[begin DATA SHOWN]

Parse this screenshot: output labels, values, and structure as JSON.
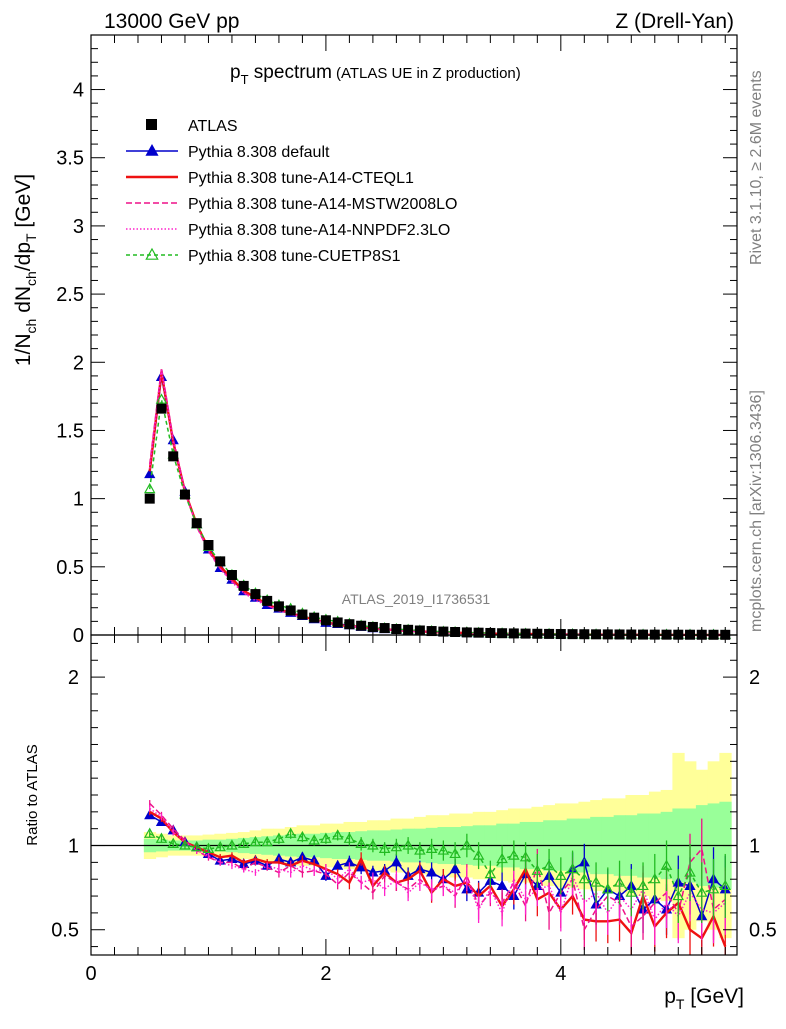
{
  "header": {
    "left": "13000 GeV pp",
    "right": "Z (Drell-Yan)"
  },
  "side_text": {
    "rivet": "Rivet 3.1.10, ≥ 2.6M events",
    "mcplots": "mcplots.cern.ch [arXiv:1306.3436]"
  },
  "plot_title": {
    "main": "p",
    "main_sub": "T",
    "main_rest": " spectrum",
    "extra": "(ATLAS UE in Z production)"
  },
  "analysis_label": "ATLAS_2019_I1736531",
  "colors": {
    "atlas": "#000000",
    "default": "#0000cc",
    "cteql1": "#ee1111",
    "mstw": "#ee1188",
    "nnpdf": "#ff22cc",
    "cuetp": "#22bb22",
    "band_yellow": "#ffff99",
    "band_green": "#99ff99"
  },
  "legend": [
    {
      "key": "atlas",
      "label": "ATLAS"
    },
    {
      "key": "default",
      "label": "Pythia 8.308 default"
    },
    {
      "key": "cteql1",
      "label": "Pythia 8.308 tune-A14-CTEQL1"
    },
    {
      "key": "mstw",
      "label": "Pythia 8.308 tune-A14-MSTW2008LO"
    },
    {
      "key": "nnpdf",
      "label": "Pythia 8.308 tune-A14-NNPDF2.3LO"
    },
    {
      "key": "cuetp",
      "label": "Pythia 8.308 tune-CUETP8S1"
    }
  ],
  "axes": {
    "ylabel_main": "1/N_ch dN_ch/dp_T [GeV]",
    "ylabel_ratio": "Ratio to ATLAS",
    "xlabel": "p_T [GeV]",
    "main_ticks": [
      "0",
      "0.5",
      "1",
      "1.5",
      "2",
      "2.5",
      "3",
      "3.5",
      "4"
    ],
    "ratio_ticks": [
      "0.5",
      "1",
      "2"
    ],
    "x_ticks": [
      "0",
      "2",
      "4"
    ]
  },
  "chart_data": {
    "type": "scatter",
    "xlim": [
      0,
      5.5
    ],
    "ylim_main": [
      0,
      4.4
    ],
    "ylim_ratio": [
      0.35,
      2.25
    ],
    "x": [
      0.5,
      0.6,
      0.7,
      0.8,
      0.9,
      1.0,
      1.1,
      1.2,
      1.3,
      1.4,
      1.5,
      1.6,
      1.7,
      1.8,
      1.9,
      2.0,
      2.1,
      2.2,
      2.3,
      2.4,
      2.5,
      2.6,
      2.7,
      2.8,
      2.9,
      3.0,
      3.1,
      3.2,
      3.3,
      3.4,
      3.5,
      3.6,
      3.7,
      3.8,
      3.9,
      4.0,
      4.1,
      4.2,
      4.3,
      4.4,
      4.5,
      4.6,
      4.7,
      4.8,
      4.9,
      5.0,
      5.1,
      5.2,
      5.3,
      5.4
    ],
    "atlas": [
      1.0,
      1.66,
      1.31,
      1.03,
      0.82,
      0.66,
      0.54,
      0.44,
      0.36,
      0.3,
      0.25,
      0.21,
      0.18,
      0.15,
      0.127,
      0.108,
      0.092,
      0.079,
      0.068,
      0.059,
      0.051,
      0.044,
      0.038,
      0.033,
      0.029,
      0.025,
      0.022,
      0.019,
      0.017,
      0.015,
      0.013,
      0.0115,
      0.0102,
      0.009,
      0.008,
      0.0071,
      0.0063,
      0.0056,
      0.005,
      0.0044,
      0.0039,
      0.0035,
      0.0031,
      0.0028,
      0.0025,
      0.0022,
      0.002,
      0.0018,
      0.0016,
      0.0014
    ],
    "band_green": [
      0.04,
      0.035,
      0.03,
      0.03,
      0.03,
      0.035,
      0.035,
      0.04,
      0.045,
      0.05,
      0.055,
      0.06,
      0.065,
      0.07,
      0.07,
      0.075,
      0.08,
      0.08,
      0.085,
      0.09,
      0.09,
      0.095,
      0.1,
      0.1,
      0.105,
      0.11,
      0.11,
      0.115,
      0.12,
      0.12,
      0.13,
      0.13,
      0.14,
      0.14,
      0.15,
      0.15,
      0.16,
      0.16,
      0.17,
      0.17,
      0.18,
      0.18,
      0.19,
      0.19,
      0.2,
      0.22,
      0.22,
      0.24,
      0.25,
      0.26
    ],
    "band_yellow": [
      0.08,
      0.07,
      0.06,
      0.06,
      0.06,
      0.065,
      0.07,
      0.075,
      0.08,
      0.09,
      0.1,
      0.1,
      0.11,
      0.12,
      0.12,
      0.13,
      0.13,
      0.14,
      0.14,
      0.15,
      0.15,
      0.16,
      0.16,
      0.17,
      0.18,
      0.18,
      0.19,
      0.19,
      0.2,
      0.2,
      0.21,
      0.22,
      0.22,
      0.23,
      0.24,
      0.25,
      0.25,
      0.26,
      0.27,
      0.28,
      0.28,
      0.3,
      0.3,
      0.32,
      0.33,
      0.55,
      0.5,
      0.45,
      0.5,
      0.55
    ],
    "series": [
      {
        "key": "default",
        "label_index": 1,
        "dash": "",
        "marker": "tri-fill",
        "ratio": [
          1.18,
          1.14,
          1.09,
          1.02,
          0.99,
          0.95,
          0.91,
          0.92,
          0.89,
          0.91,
          0.88,
          0.92,
          0.9,
          0.93,
          0.91,
          0.82,
          0.88,
          0.9,
          0.87,
          0.84,
          0.85,
          0.9,
          0.82,
          0.86,
          0.84,
          0.8,
          0.86,
          0.74,
          0.72,
          0.79,
          0.76,
          0.7,
          0.83,
          0.76,
          0.82,
          0.72,
          0.86,
          0.9,
          0.65,
          0.74,
          0.7,
          0.76,
          0.62,
          0.68,
          0.62,
          0.78,
          0.76,
          0.58,
          0.8,
          0.74
        ],
        "err": [
          0.02,
          0.02,
          0.02,
          0.02,
          0.02,
          0.02,
          0.02,
          0.02,
          0.02,
          0.02,
          0.02,
          0.02,
          0.03,
          0.03,
          0.03,
          0.03,
          0.03,
          0.04,
          0.04,
          0.04,
          0.04,
          0.05,
          0.05,
          0.05,
          0.06,
          0.06,
          0.06,
          0.07,
          0.07,
          0.08,
          0.08,
          0.08,
          0.09,
          0.09,
          0.1,
          0.1,
          0.1,
          0.11,
          0.12,
          0.12,
          0.12,
          0.13,
          0.14,
          0.14,
          0.15,
          0.16,
          0.17,
          0.18,
          0.19,
          0.2
        ]
      },
      {
        "key": "cteql1",
        "label_index": 2,
        "dash": "",
        "marker": "none",
        "ratio": [
          1.2,
          1.16,
          1.08,
          1.02,
          0.99,
          0.96,
          0.93,
          0.94,
          0.9,
          0.92,
          0.9,
          0.9,
          0.88,
          0.91,
          0.89,
          0.86,
          0.83,
          0.78,
          0.92,
          0.76,
          0.84,
          0.78,
          0.8,
          0.85,
          0.72,
          0.8,
          0.76,
          0.78,
          0.7,
          0.76,
          0.64,
          0.74,
          0.86,
          0.68,
          0.72,
          0.62,
          0.7,
          0.56,
          0.55,
          0.55,
          0.56,
          0.48,
          0.7,
          0.52,
          0.6,
          0.66,
          0.5,
          0.45,
          0.58,
          0.4
        ],
        "err": [
          0.02,
          0.02,
          0.02,
          0.02,
          0.02,
          0.02,
          0.02,
          0.02,
          0.02,
          0.02,
          0.02,
          0.03,
          0.03,
          0.03,
          0.03,
          0.03,
          0.03,
          0.04,
          0.04,
          0.04,
          0.04,
          0.05,
          0.05,
          0.05,
          0.06,
          0.06,
          0.07,
          0.07,
          0.08,
          0.08,
          0.08,
          0.09,
          0.09,
          0.1,
          0.1,
          0.11,
          0.11,
          0.12,
          0.12,
          0.13,
          0.13,
          0.14,
          0.14,
          0.15,
          0.15,
          0.16,
          0.17,
          0.18,
          0.18,
          0.19
        ]
      },
      {
        "key": "mstw",
        "label_index": 3,
        "dash": "6,3",
        "marker": "none",
        "ratio": [
          1.25,
          1.18,
          1.1,
          1.03,
          0.97,
          0.93,
          0.9,
          0.9,
          0.86,
          0.9,
          0.87,
          0.84,
          0.88,
          0.84,
          0.85,
          0.83,
          0.77,
          0.84,
          0.78,
          0.72,
          0.82,
          0.78,
          0.74,
          0.8,
          0.73,
          0.76,
          0.7,
          0.82,
          0.64,
          0.72,
          0.66,
          0.78,
          0.64,
          0.88,
          0.6,
          0.72,
          0.8,
          0.5,
          0.62,
          0.7,
          0.66,
          0.52,
          0.58,
          0.66,
          0.72,
          0.6,
          0.9,
          0.98,
          0.62,
          0.68
        ],
        "err": [
          0.02,
          0.02,
          0.02,
          0.02,
          0.02,
          0.02,
          0.02,
          0.02,
          0.02,
          0.02,
          0.02,
          0.03,
          0.03,
          0.03,
          0.03,
          0.03,
          0.03,
          0.04,
          0.04,
          0.04,
          0.04,
          0.05,
          0.05,
          0.05,
          0.06,
          0.06,
          0.07,
          0.07,
          0.08,
          0.08,
          0.08,
          0.09,
          0.09,
          0.1,
          0.1,
          0.11,
          0.11,
          0.12,
          0.12,
          0.13,
          0.13,
          0.14,
          0.14,
          0.15,
          0.15,
          0.16,
          0.17,
          0.18,
          0.18,
          0.19
        ]
      },
      {
        "key": "nnpdf",
        "label_index": 4,
        "dash": "1.5,2",
        "marker": "none",
        "ratio": [
          1.22,
          1.17,
          1.08,
          1.02,
          0.97,
          0.94,
          0.9,
          0.88,
          0.86,
          0.84,
          0.88,
          0.86,
          0.84,
          0.88,
          0.85,
          0.86,
          0.8,
          0.86,
          0.78,
          0.8,
          0.74,
          0.8,
          0.72,
          0.78,
          0.74,
          0.76,
          0.72,
          0.8,
          0.62,
          0.74,
          0.6,
          0.8,
          0.68,
          0.74,
          0.76,
          0.6,
          0.82,
          0.66,
          0.72,
          0.6,
          0.7,
          0.62,
          0.74,
          0.56,
          0.66,
          0.58,
          0.72,
          0.62,
          0.6,
          0.66
        ],
        "err": [
          0.02,
          0.02,
          0.02,
          0.02,
          0.02,
          0.02,
          0.02,
          0.02,
          0.02,
          0.02,
          0.02,
          0.03,
          0.03,
          0.03,
          0.03,
          0.03,
          0.03,
          0.04,
          0.04,
          0.04,
          0.04,
          0.05,
          0.05,
          0.05,
          0.06,
          0.06,
          0.07,
          0.07,
          0.08,
          0.08,
          0.08,
          0.09,
          0.09,
          0.1,
          0.1,
          0.11,
          0.11,
          0.12,
          0.12,
          0.13,
          0.13,
          0.14,
          0.14,
          0.15,
          0.15,
          0.16,
          0.17,
          0.18,
          0.18,
          0.19
        ]
      },
      {
        "key": "cuetp",
        "label_index": 5,
        "dash": "4,3",
        "marker": "tri-open",
        "ratio": [
          1.07,
          1.04,
          1.01,
          1.0,
          0.99,
          0.98,
          0.99,
          1.0,
          1.01,
          1.02,
          1.02,
          1.04,
          1.07,
          1.05,
          1.03,
          1.04,
          1.06,
          1.04,
          1.01,
          1.0,
          0.98,
          0.99,
          1.0,
          0.97,
          0.98,
          0.97,
          0.95,
          1.0,
          0.94,
          0.83,
          0.92,
          0.94,
          0.93,
          0.85,
          0.88,
          0.82,
          0.86,
          0.8,
          0.78,
          0.74,
          0.78,
          0.72,
          0.76,
          0.8,
          0.88,
          0.7,
          0.84,
          0.72,
          0.74,
          0.76
        ],
        "err": [
          0.02,
          0.02,
          0.02,
          0.02,
          0.02,
          0.02,
          0.02,
          0.02,
          0.02,
          0.02,
          0.02,
          0.03,
          0.03,
          0.03,
          0.03,
          0.03,
          0.03,
          0.04,
          0.04,
          0.04,
          0.04,
          0.05,
          0.05,
          0.05,
          0.06,
          0.06,
          0.07,
          0.07,
          0.08,
          0.08,
          0.08,
          0.09,
          0.09,
          0.1,
          0.1,
          0.11,
          0.11,
          0.12,
          0.12,
          0.13,
          0.13,
          0.14,
          0.14,
          0.15,
          0.15,
          0.16,
          0.17,
          0.18,
          0.18,
          0.19
        ]
      }
    ]
  }
}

[end DATA SHOWN]

- [YOUR OBJECTIVE]:
Report the number of lines above that contain the word "tune", and only that number.

- [EXPECTED ANSWER]:
4